:: Available data ::
◇ ◇ ◇ ◇
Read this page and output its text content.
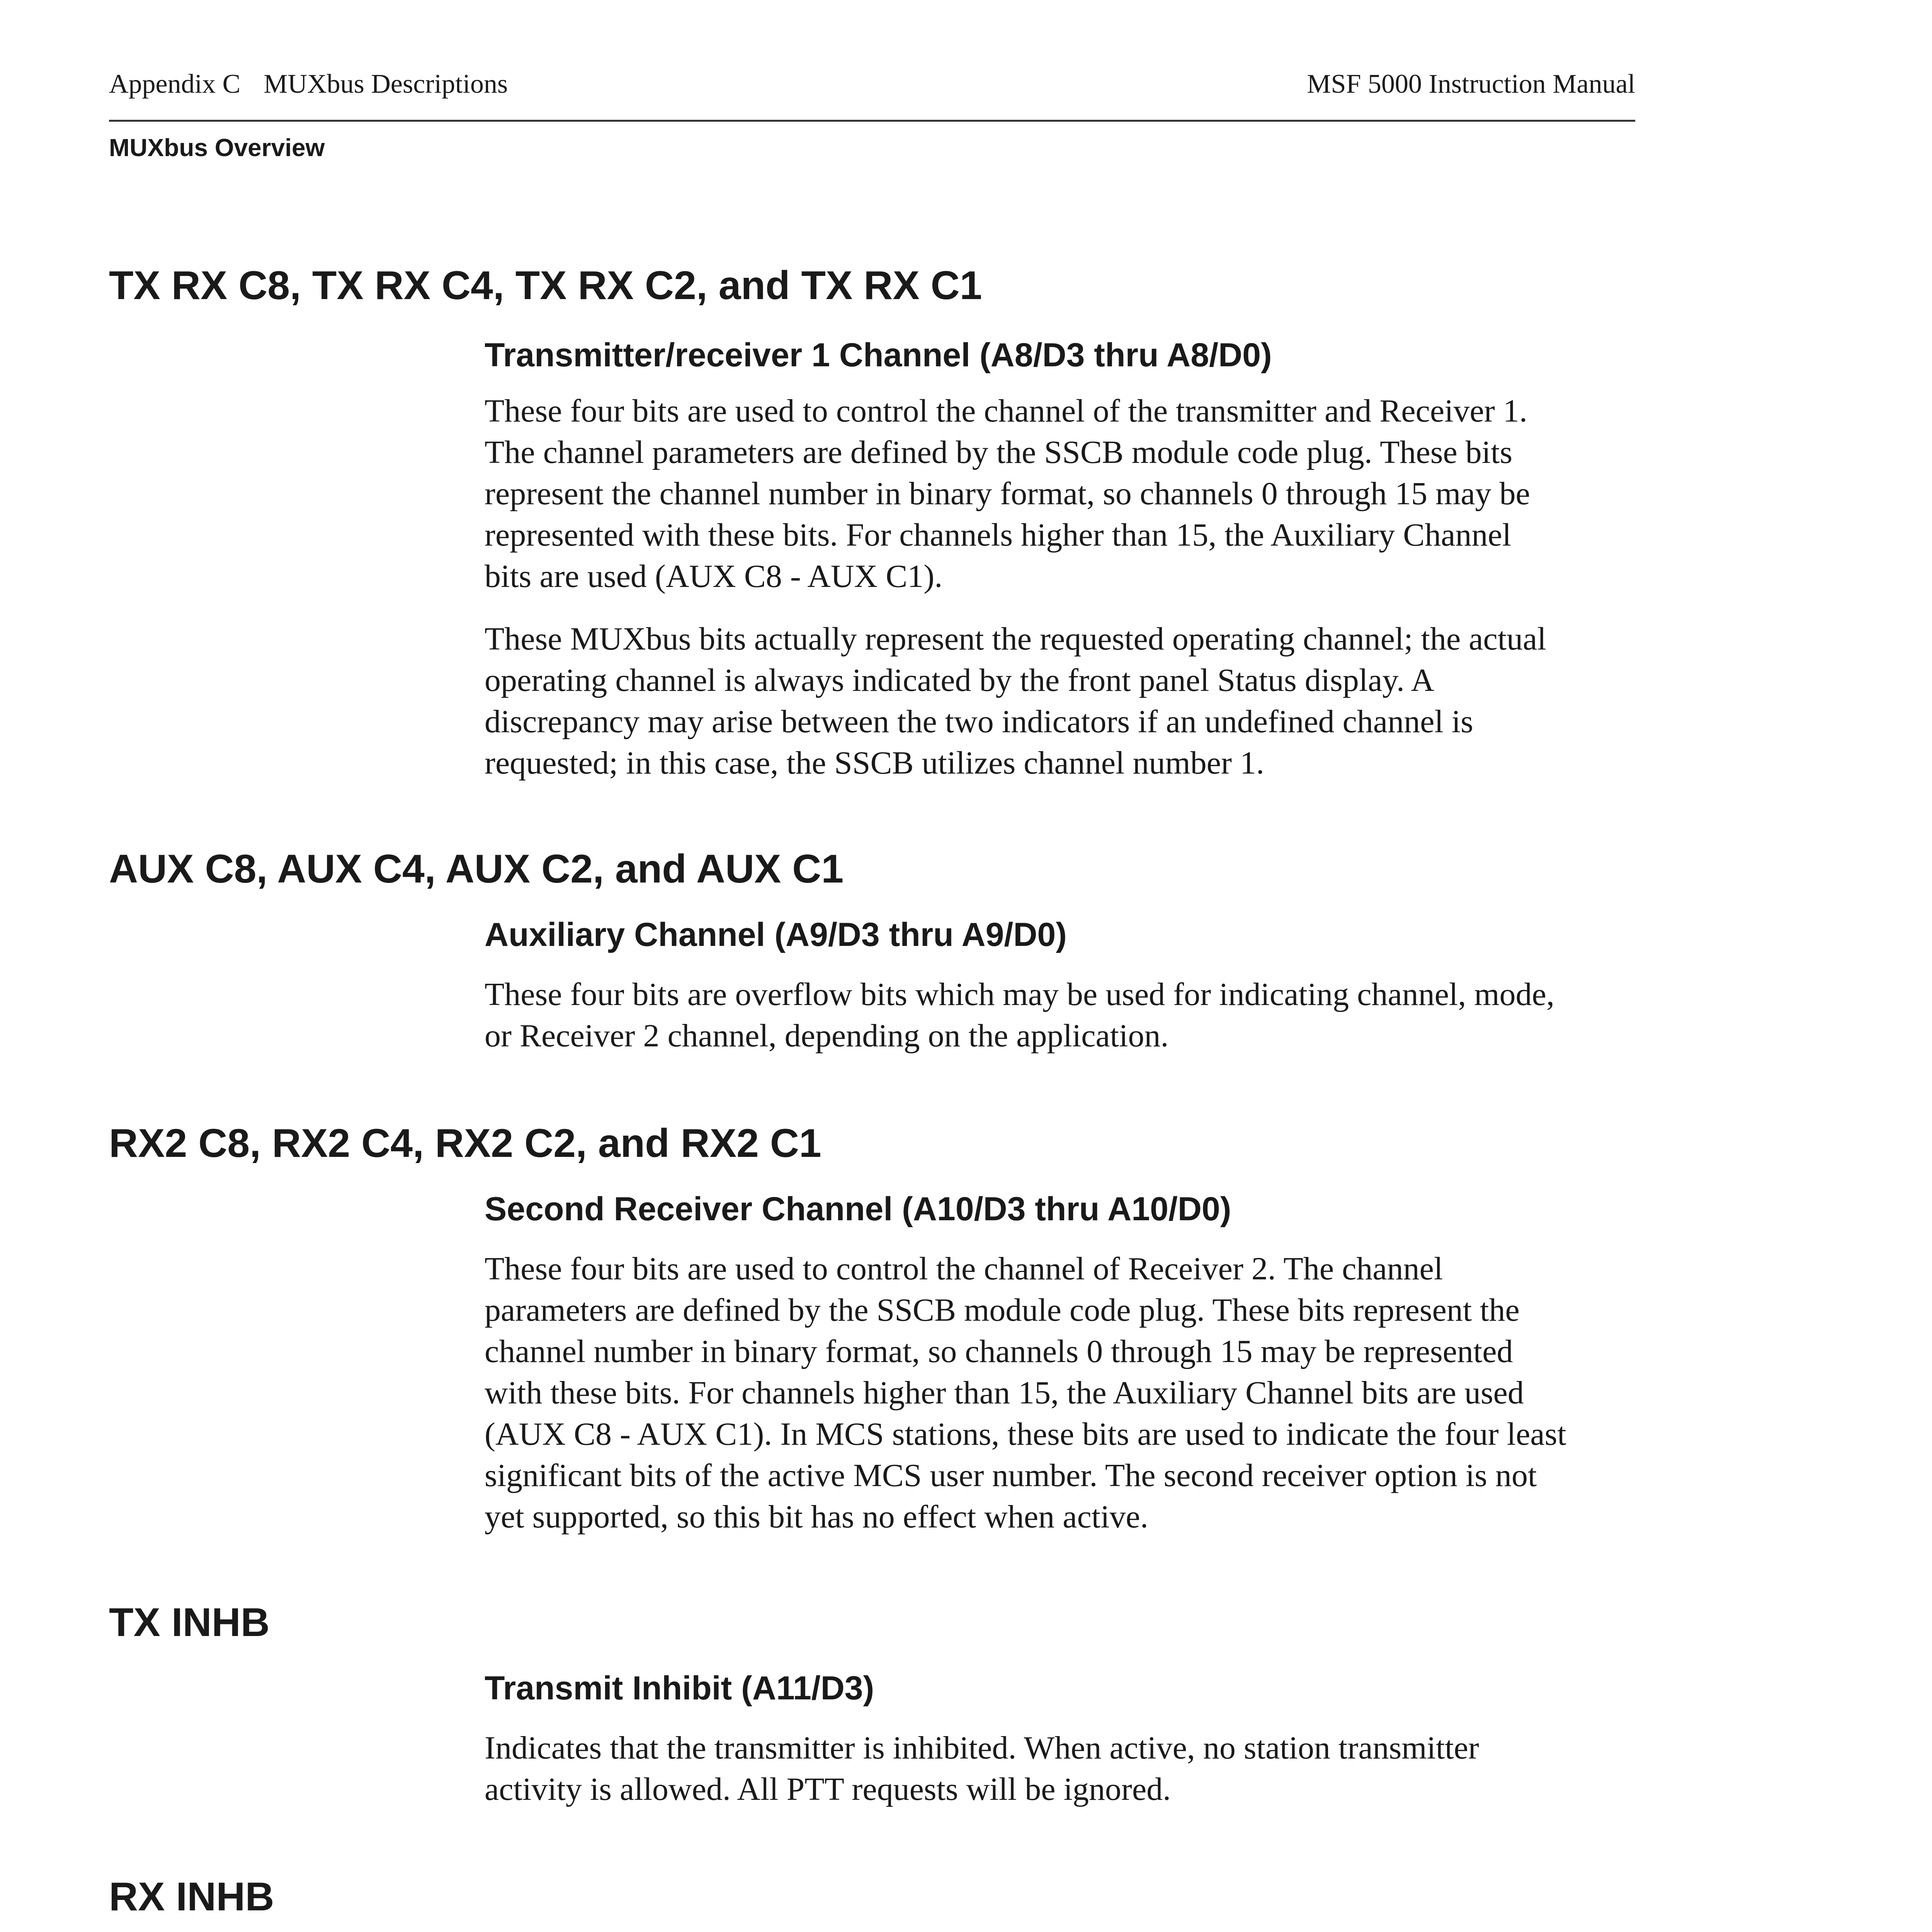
Appendix C MUXbus Descriptions	MSF 5000 Instruction Manual
MUXbus Overview
TX RX C8, TX RX C4, TX RX C2, and TX RX C1
Transmitter/receiver 1 Channel (A8/D3 thru A8/D0)
These four bits are used to control the channel of the transmitter and Receiver 1.
The channel parameters are defined by the SSCB module code plug. These bits
represent the channel number in binary format, so channels 0 through 15 may be
represented with these bits. For channels higher than 15, the Auxiliary Channel
bits are used (AUX C8 - AUX C1).
These MUXbus bits actually represent the requested operating channel; the actual
operating channel is always indicated by the front panel Status display. A
discrepancy may arise between the two indicators if an undefined channel is
requested; in this case, the SSCB utilizes channel number 1.
AUX C8, AUX C4, AUX C2, and AUX C1
Auxiliary Channel (A9/D3 thru A9/D0)
These four bits are overflow bits which may be used for indicating channel, mode,
or Receiver 2 channel, depending on the application.
RX2 C8, RX2 C4, RX2 C2, and RX2 C1
Second Receiver Channel (A10/D3 thru A10/D0)
These four bits are used to control the channel of Receiver 2. The channel
parameters are defined by the SSCB module code plug. These bits represent the
channel number in binary format, so channels 0 through 15 may be represented
with these bits. For channels higher than 15, the Auxiliary Channel bits are used
(AUX C8 - AUX C1). In MCS stations, these bits are used to indicate the four least
significant bits of the active MCS user number. The second receiver option is not
yet supported, so this bit has no effect when active.
TX INHB
Transmit Inhibit (A11/D3)
Indicates that the transmitter is inhibited. When active, no station transmitter
activity is allowed. All PTT requests will be ignored.
RX INHB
◇ ◇ ◇ ◇
:: Given exercise ::
Working from the material above, state how many lines contain "module"; give only the number.

:: Result below ::
2